**TASK DESCRIPTION:** Copy the records that follow exactly as written, but not their pictures.

**DATA FOR THIS EXERCISE:**
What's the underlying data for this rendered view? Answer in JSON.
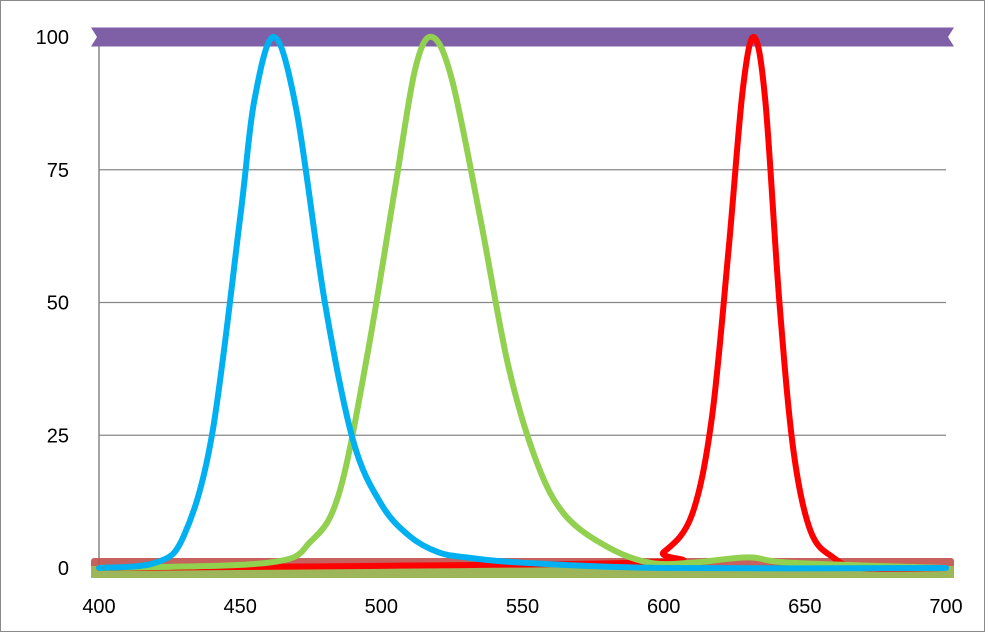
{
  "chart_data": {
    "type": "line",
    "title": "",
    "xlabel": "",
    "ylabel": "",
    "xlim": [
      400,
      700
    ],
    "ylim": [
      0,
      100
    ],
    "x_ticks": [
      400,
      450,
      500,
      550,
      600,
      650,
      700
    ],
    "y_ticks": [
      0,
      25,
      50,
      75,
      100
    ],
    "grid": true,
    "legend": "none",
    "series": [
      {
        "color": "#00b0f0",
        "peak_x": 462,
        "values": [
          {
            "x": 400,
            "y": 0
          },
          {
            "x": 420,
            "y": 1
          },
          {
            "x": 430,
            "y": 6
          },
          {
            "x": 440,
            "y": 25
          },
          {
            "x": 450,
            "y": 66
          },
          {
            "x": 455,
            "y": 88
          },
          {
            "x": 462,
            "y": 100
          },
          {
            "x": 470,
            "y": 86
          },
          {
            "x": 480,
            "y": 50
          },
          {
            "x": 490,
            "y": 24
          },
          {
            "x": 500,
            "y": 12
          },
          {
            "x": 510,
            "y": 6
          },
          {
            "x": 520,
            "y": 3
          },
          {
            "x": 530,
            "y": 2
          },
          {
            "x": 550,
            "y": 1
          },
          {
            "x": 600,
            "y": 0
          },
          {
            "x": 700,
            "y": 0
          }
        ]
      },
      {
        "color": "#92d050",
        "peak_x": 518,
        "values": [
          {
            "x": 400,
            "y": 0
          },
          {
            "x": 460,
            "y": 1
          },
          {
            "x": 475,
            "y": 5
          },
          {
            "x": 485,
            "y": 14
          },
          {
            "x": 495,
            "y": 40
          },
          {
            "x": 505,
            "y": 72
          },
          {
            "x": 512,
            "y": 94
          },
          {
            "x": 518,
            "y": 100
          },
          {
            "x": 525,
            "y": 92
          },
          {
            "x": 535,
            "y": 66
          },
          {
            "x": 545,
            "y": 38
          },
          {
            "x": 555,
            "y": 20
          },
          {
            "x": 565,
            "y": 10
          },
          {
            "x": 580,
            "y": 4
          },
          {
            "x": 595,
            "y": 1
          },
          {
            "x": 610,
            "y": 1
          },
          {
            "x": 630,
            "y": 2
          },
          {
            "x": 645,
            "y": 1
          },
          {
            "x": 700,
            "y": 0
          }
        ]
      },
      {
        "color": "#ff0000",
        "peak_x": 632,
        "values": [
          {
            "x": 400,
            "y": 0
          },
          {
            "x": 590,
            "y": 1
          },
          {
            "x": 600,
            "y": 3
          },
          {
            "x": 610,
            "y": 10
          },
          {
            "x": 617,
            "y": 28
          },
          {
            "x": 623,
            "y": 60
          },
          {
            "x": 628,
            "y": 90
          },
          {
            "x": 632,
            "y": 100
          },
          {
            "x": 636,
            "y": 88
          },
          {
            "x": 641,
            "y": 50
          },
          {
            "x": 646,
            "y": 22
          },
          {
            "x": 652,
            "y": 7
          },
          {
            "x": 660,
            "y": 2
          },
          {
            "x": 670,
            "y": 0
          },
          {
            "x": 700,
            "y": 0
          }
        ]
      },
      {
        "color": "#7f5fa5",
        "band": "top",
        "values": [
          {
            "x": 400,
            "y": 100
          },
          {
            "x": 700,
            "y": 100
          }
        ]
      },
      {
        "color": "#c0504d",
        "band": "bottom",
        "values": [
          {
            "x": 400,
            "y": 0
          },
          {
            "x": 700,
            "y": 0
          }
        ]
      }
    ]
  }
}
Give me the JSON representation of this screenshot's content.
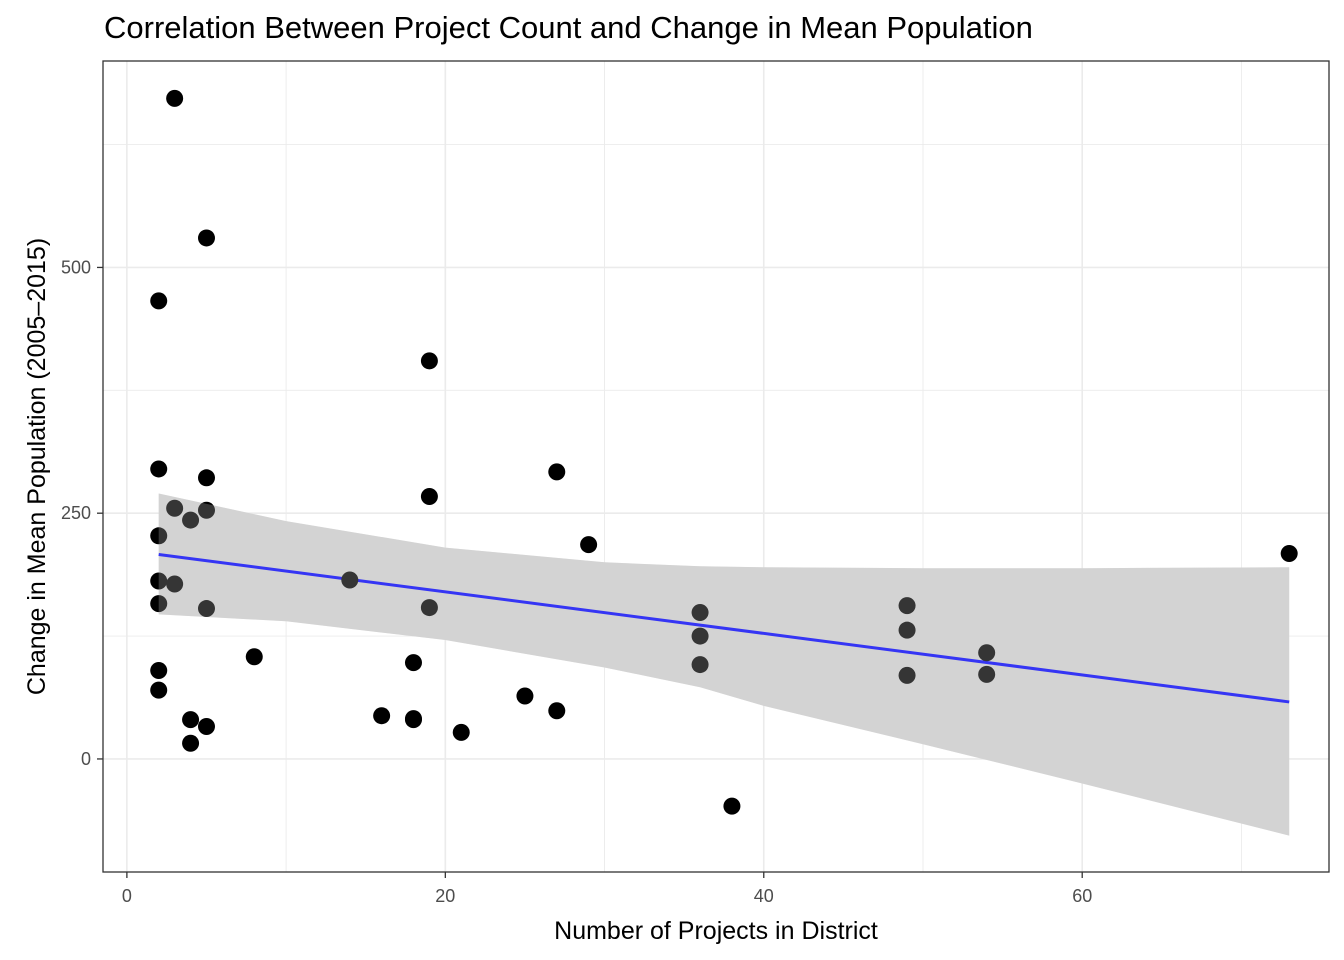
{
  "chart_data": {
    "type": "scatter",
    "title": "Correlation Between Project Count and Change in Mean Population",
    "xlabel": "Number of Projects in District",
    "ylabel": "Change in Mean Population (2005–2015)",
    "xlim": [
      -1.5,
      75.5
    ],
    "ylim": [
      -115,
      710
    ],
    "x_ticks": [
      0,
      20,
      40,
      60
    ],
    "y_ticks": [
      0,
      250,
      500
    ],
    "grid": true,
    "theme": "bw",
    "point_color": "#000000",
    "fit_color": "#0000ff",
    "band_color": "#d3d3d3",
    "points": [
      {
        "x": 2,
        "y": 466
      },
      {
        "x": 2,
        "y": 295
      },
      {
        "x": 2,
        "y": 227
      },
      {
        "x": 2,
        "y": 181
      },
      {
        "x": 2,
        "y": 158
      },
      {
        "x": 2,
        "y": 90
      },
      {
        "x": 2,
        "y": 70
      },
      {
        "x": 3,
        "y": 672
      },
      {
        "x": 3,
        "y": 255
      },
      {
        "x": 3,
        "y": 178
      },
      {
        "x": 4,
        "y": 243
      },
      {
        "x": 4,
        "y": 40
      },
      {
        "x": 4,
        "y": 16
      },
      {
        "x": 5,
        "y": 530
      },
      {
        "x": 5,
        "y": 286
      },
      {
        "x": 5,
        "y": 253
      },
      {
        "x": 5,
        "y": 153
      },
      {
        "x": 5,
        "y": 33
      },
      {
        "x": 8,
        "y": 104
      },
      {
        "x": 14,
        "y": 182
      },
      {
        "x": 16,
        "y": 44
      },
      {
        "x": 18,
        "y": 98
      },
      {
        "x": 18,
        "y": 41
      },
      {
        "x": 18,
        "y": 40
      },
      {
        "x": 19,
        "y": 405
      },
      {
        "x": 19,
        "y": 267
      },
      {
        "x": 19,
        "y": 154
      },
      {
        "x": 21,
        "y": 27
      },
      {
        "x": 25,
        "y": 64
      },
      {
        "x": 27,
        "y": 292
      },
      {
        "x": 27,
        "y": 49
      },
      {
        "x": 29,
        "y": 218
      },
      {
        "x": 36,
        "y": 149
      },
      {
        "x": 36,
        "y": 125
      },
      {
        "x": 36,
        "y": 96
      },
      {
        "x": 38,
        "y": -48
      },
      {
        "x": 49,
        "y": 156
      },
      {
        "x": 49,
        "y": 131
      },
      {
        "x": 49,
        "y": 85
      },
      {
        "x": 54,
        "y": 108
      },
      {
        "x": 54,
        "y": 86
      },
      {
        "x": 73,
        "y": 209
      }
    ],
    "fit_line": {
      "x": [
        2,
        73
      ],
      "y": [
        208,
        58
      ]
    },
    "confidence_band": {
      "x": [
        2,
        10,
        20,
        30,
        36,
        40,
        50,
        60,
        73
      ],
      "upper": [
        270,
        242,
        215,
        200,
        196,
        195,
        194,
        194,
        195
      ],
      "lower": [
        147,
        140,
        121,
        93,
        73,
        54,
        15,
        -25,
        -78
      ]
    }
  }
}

**SOLUTION:**
What's the underlying data for this rendered view? Answer in JSON.
{
  "chart_data": {
    "type": "line",
    "title": "",
    "xlabel": "",
    "ylabel": "",
    "xlim": [
      400,
      700
    ],
    "ylim": [
      0,
      100
    ],
    "x_ticks": [
      400,
      450,
      500,
      550,
      600,
      650,
      700
    ],
    "y_ticks": [
      0,
      25,
      50,
      75,
      100
    ],
    "grid": true,
    "legend": "none",
    "series": [
      {
        "color": "#00b0f0",
        "peak_x": 462,
        "values": [
          {
            "x": 400,
            "y": 0
          },
          {
            "x": 420,
            "y": 1
          },
          {
            "x": 430,
            "y": 6
          },
          {
            "x": 440,
            "y": 25
          },
          {
            "x": 450,
            "y": 66
          },
          {
            "x": 455,
            "y": 88
          },
          {
            "x": 462,
            "y": 100
          },
          {
            "x": 470,
            "y": 86
          },
          {
            "x": 480,
            "y": 50
          },
          {
            "x": 490,
            "y": 24
          },
          {
            "x": 500,
            "y": 12
          },
          {
            "x": 510,
            "y": 6
          },
          {
            "x": 520,
            "y": 3
          },
          {
            "x": 530,
            "y": 2
          },
          {
            "x": 550,
            "y": 1
          },
          {
            "x": 600,
            "y": 0
          },
          {
            "x": 700,
            "y": 0
          }
        ]
      },
      {
        "color": "#92d050",
        "peak_x": 518,
        "values": [
          {
            "x": 400,
            "y": 0
          },
          {
            "x": 460,
            "y": 1
          },
          {
            "x": 475,
            "y": 5
          },
          {
            "x": 485,
            "y": 14
          },
          {
            "x": 495,
            "y": 40
          },
          {
            "x": 505,
            "y": 72
          },
          {
            "x": 512,
            "y": 94
          },
          {
            "x": 518,
            "y": 100
          },
          {
            "x": 525,
            "y": 92
          },
          {
            "x": 535,
            "y": 66
          },
          {
            "x": 545,
            "y": 38
          },
          {
            "x": 555,
            "y": 20
          },
          {
            "x": 565,
            "y": 10
          },
          {
            "x": 580,
            "y": 4
          },
          {
            "x": 595,
            "y": 1
          },
          {
            "x": 610,
            "y": 1
          },
          {
            "x": 630,
            "y": 2
          },
          {
            "x": 645,
            "y": 1
          },
          {
            "x": 700,
            "y": 0
          }
        ]
      },
      {
        "color": "#ff0000",
        "peak_x": 632,
        "values": [
          {
            "x": 400,
            "y": 0
          },
          {
            "x": 590,
            "y": 1
          },
          {
            "x": 600,
            "y": 3
          },
          {
            "x": 610,
            "y": 10
          },
          {
            "x": 617,
            "y": 28
          },
          {
            "x": 623,
            "y": 60
          },
          {
            "x": 628,
            "y": 90
          },
          {
            "x": 632,
            "y": 100
          },
          {
            "x": 636,
            "y": 88
          },
          {
            "x": 641,
            "y": 50
          },
          {
            "x": 646,
            "y": 22
          },
          {
            "x": 652,
            "y": 7
          },
          {
            "x": 660,
            "y": 2
          },
          {
            "x": 670,
            "y": 0
          },
          {
            "x": 700,
            "y": 0
          }
        ]
      },
      {
        "color": "#7f5fa5",
        "band": "top",
        "values": [
          {
            "x": 400,
            "y": 100
          },
          {
            "x": 700,
            "y": 100
          }
        ]
      },
      {
        "color": "#c0504d",
        "band": "bottom",
        "values": [
          {
            "x": 400,
            "y": 0
          },
          {
            "x": 700,
            "y": 0
          }
        ]
      }
    ]
  }
}
Give me the JSON representation of this screenshot's content.
{
  "chart_data": {
    "type": "scatter",
    "title": "Correlation Between Project Count and Change in Mean Population",
    "xlabel": "Number of Projects in District",
    "ylabel": "Change in Mean Population (2005–2015)",
    "xlim": [
      -1.5,
      75.5
    ],
    "ylim": [
      -115,
      710
    ],
    "x_ticks": [
      0,
      20,
      40,
      60
    ],
    "y_ticks": [
      0,
      250,
      500
    ],
    "grid": true,
    "theme": "bw",
    "point_color": "#000000",
    "fit_color": "#0000ff",
    "band_color": "#d3d3d3",
    "points": [
      {
        "x": 2,
        "y": 466
      },
      {
        "x": 2,
        "y": 295
      },
      {
        "x": 2,
        "y": 227
      },
      {
        "x": 2,
        "y": 181
      },
      {
        "x": 2,
        "y": 158
      },
      {
        "x": 2,
        "y": 90
      },
      {
        "x": 2,
        "y": 70
      },
      {
        "x": 3,
        "y": 672
      },
      {
        "x": 3,
        "y": 255
      },
      {
        "x": 3,
        "y": 178
      },
      {
        "x": 4,
        "y": 243
      },
      {
        "x": 4,
        "y": 40
      },
      {
        "x": 4,
        "y": 16
      },
      {
        "x": 5,
        "y": 530
      },
      {
        "x": 5,
        "y": 286
      },
      {
        "x": 5,
        "y": 253
      },
      {
        "x": 5,
        "y": 153
      },
      {
        "x": 5,
        "y": 33
      },
      {
        "x": 8,
        "y": 104
      },
      {
        "x": 14,
        "y": 182
      },
      {
        "x": 16,
        "y": 44
      },
      {
        "x": 18,
        "y": 98
      },
      {
        "x": 18,
        "y": 41
      },
      {
        "x": 18,
        "y": 40
      },
      {
        "x": 19,
        "y": 405
      },
      {
        "x": 19,
        "y": 267
      },
      {
        "x": 19,
        "y": 154
      },
      {
        "x": 21,
        "y": 27
      },
      {
        "x": 25,
        "y": 64
      },
      {
        "x": 27,
        "y": 292
      },
      {
        "x": 27,
        "y": 49
      },
      {
        "x": 29,
        "y": 218
      },
      {
        "x": 36,
        "y": 149
      },
      {
        "x": 36,
        "y": 125
      },
      {
        "x": 36,
        "y": 96
      },
      {
        "x": 38,
        "y": -48
      },
      {
        "x": 49,
        "y": 156
      },
      {
        "x": 49,
        "y": 131
      },
      {
        "x": 49,
        "y": 85
      },
      {
        "x": 54,
        "y": 108
      },
      {
        "x": 54,
        "y": 86
      },
      {
        "x": 73,
        "y": 209
      }
    ],
    "fit_line": {
      "x": [
        2,
        73
      ],
      "y": [
        208,
        58
      ]
    },
    "confidence_band": {
      "x": [
        2,
        10,
        20,
        30,
        36,
        40,
        50,
        60,
        73
      ],
      "upper": [
        270,
        242,
        215,
        200,
        196,
        195,
        194,
        194,
        195
      ],
      "lower": [
        147,
        140,
        121,
        93,
        73,
        54,
        15,
        -25,
        -78
      ]
    }
  }
}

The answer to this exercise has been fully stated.